Give the material once more, word for word, without any images.

+++++

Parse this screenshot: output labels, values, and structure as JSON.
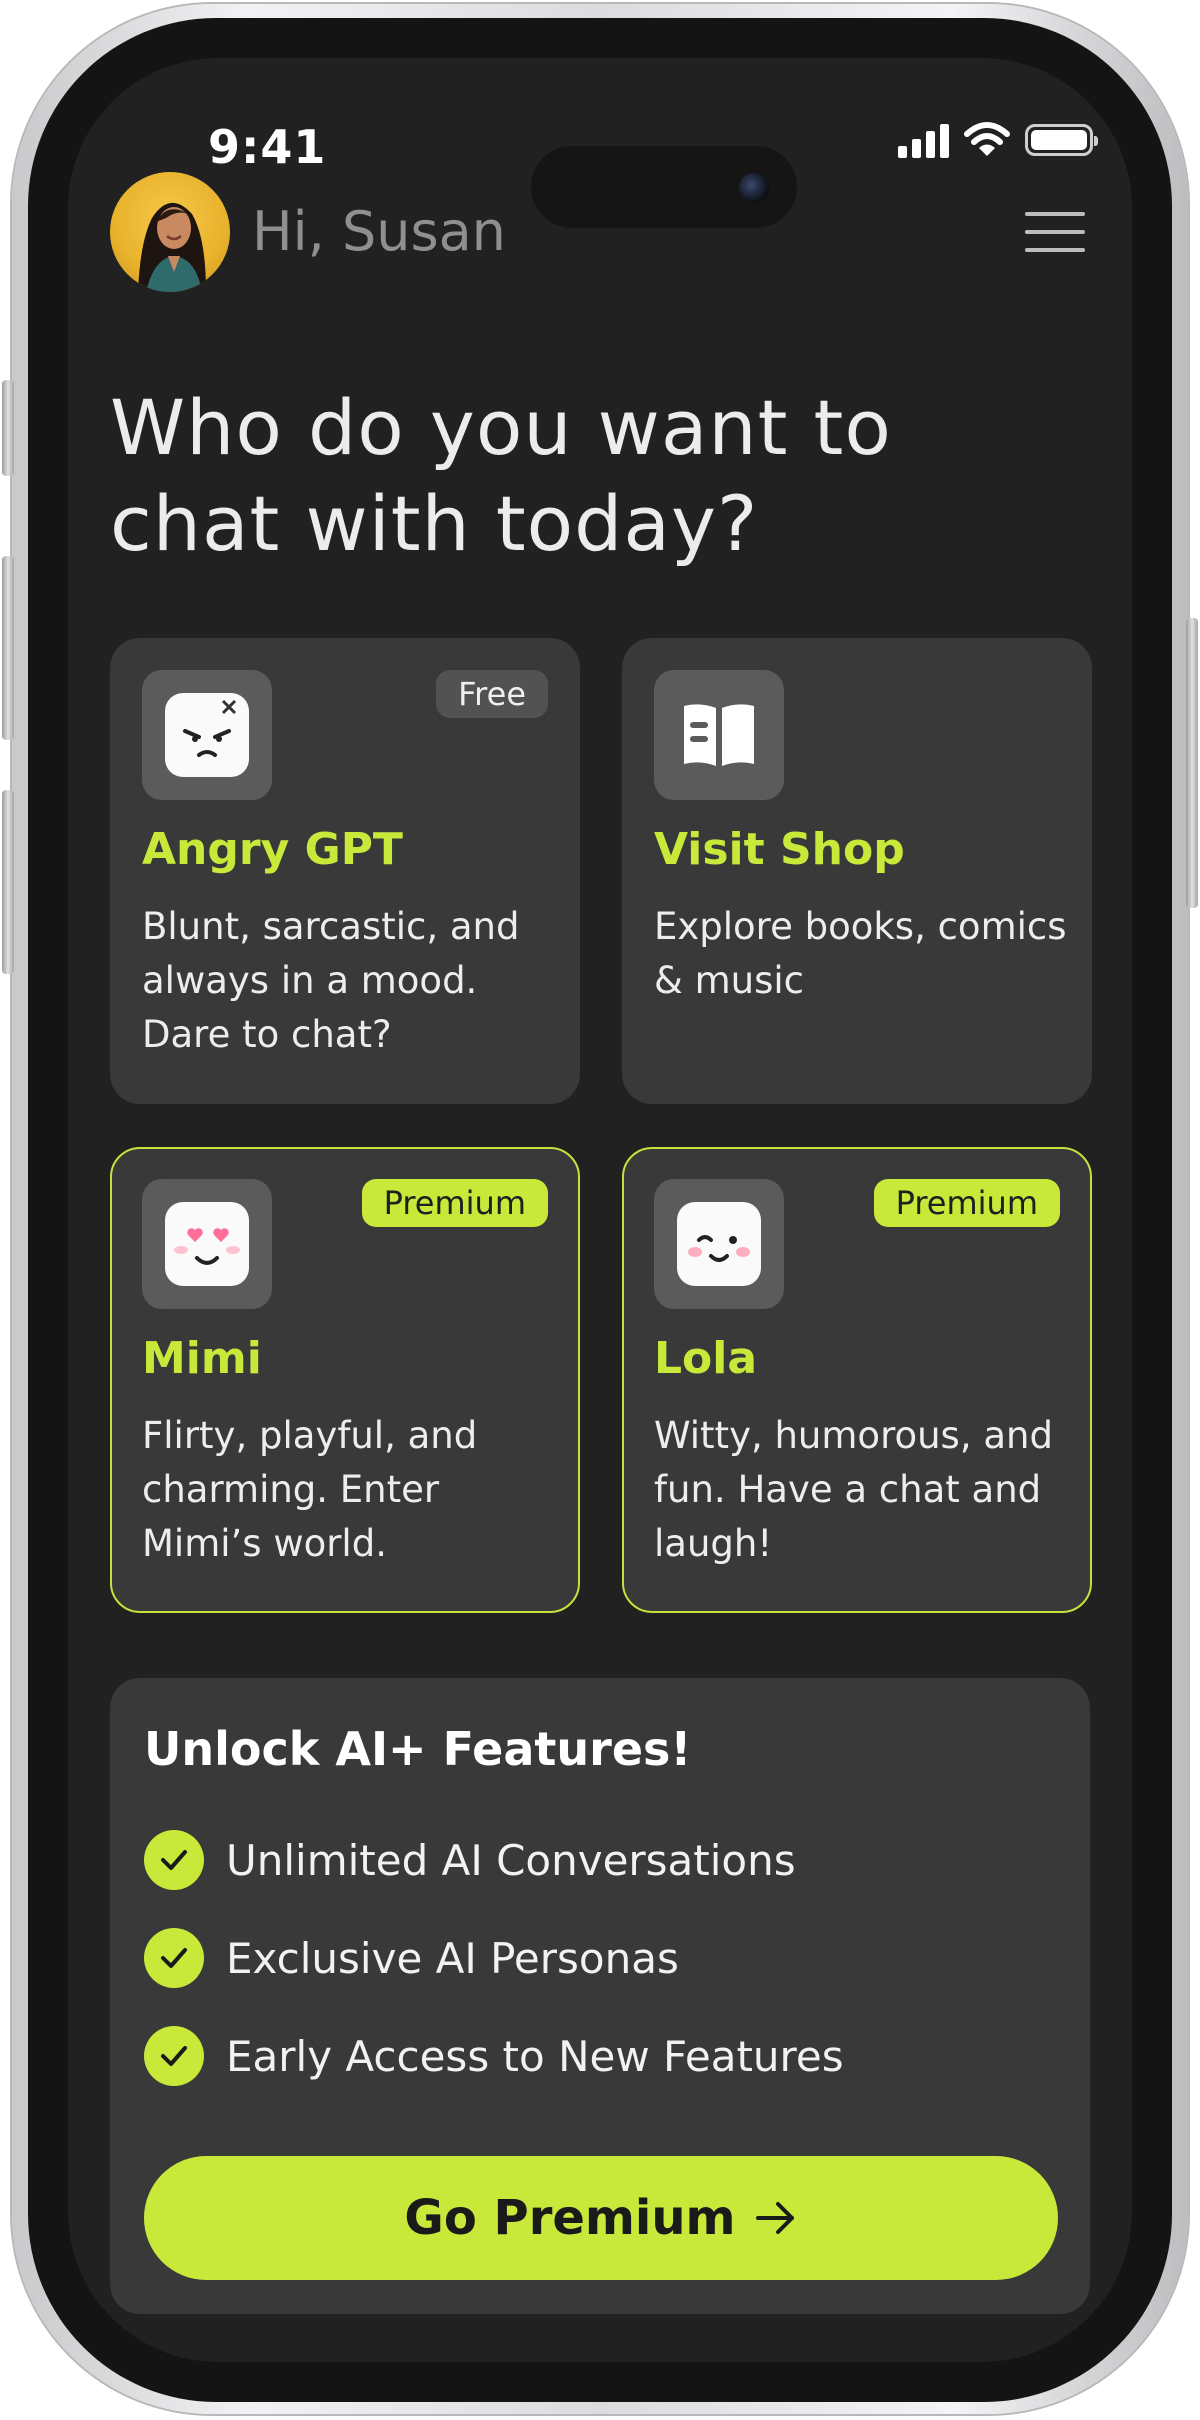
{
  "status_bar": {
    "time": "9:41"
  },
  "header": {
    "greeting": "Hi, Susan"
  },
  "headline": "Who do you want to chat with today?",
  "cards": [
    {
      "badge": "Free",
      "title": "Angry GPT",
      "description": "Blunt, sarcastic, and always in a mood. Dare to chat?",
      "icon": "angry-face-icon"
    },
    {
      "badge": "",
      "title": "Visit Shop",
      "description": "Explore books, comics & music",
      "icon": "book-icon"
    },
    {
      "badge": "Premium",
      "title": "Mimi",
      "description": "Flirty, playful, and charming. Enter Mimi’s world.",
      "icon": "heart-eyes-face-icon"
    },
    {
      "badge": "Premium",
      "title": "Lola",
      "description": "Witty, humorous, and fun. Have a chat and laugh!",
      "icon": "winking-face-icon"
    }
  ],
  "promo": {
    "title": "Unlock AI+ Features!",
    "features": [
      "Unlimited AI Conversations",
      "Exclusive AI Personas",
      "Early Access to New Features"
    ],
    "cta_label": "Go Premium"
  },
  "colors": {
    "accent": "#c8e83a",
    "background": "#212121",
    "card": "#393939"
  }
}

+++++

RESPONSE TO THIS EXERCISE ->
Parse this screenshot: output labels, values, and structure as JSON.
{
  "status_bar": {
    "time": "9:41"
  },
  "header": {
    "greeting": "Hi, Susan"
  },
  "headline": "Who do you want to chat with today?",
  "cards": [
    {
      "badge": "Free",
      "title": "Angry GPT",
      "description": "Blunt, sarcastic, and always in a mood. Dare to chat?",
      "icon": "angry-face-icon"
    },
    {
      "badge": "",
      "title": "Visit Shop",
      "description": "Explore books, comics & music",
      "icon": "book-icon"
    },
    {
      "badge": "Premium",
      "title": "Mimi",
      "description": "Flirty, playful, and charming. Enter Mimi’s world.",
      "icon": "heart-eyes-face-icon"
    },
    {
      "badge": "Premium",
      "title": "Lola",
      "description": "Witty, humorous, and fun. Have a chat and laugh!",
      "icon": "winking-face-icon"
    }
  ],
  "promo": {
    "title": "Unlock AI+ Features!",
    "features": [
      "Unlimited AI Conversations",
      "Exclusive AI Personas",
      "Early Access to New Features"
    ],
    "cta_label": "Go Premium"
  },
  "colors": {
    "accent": "#c8e83a",
    "background": "#212121",
    "card": "#393939"
  }
}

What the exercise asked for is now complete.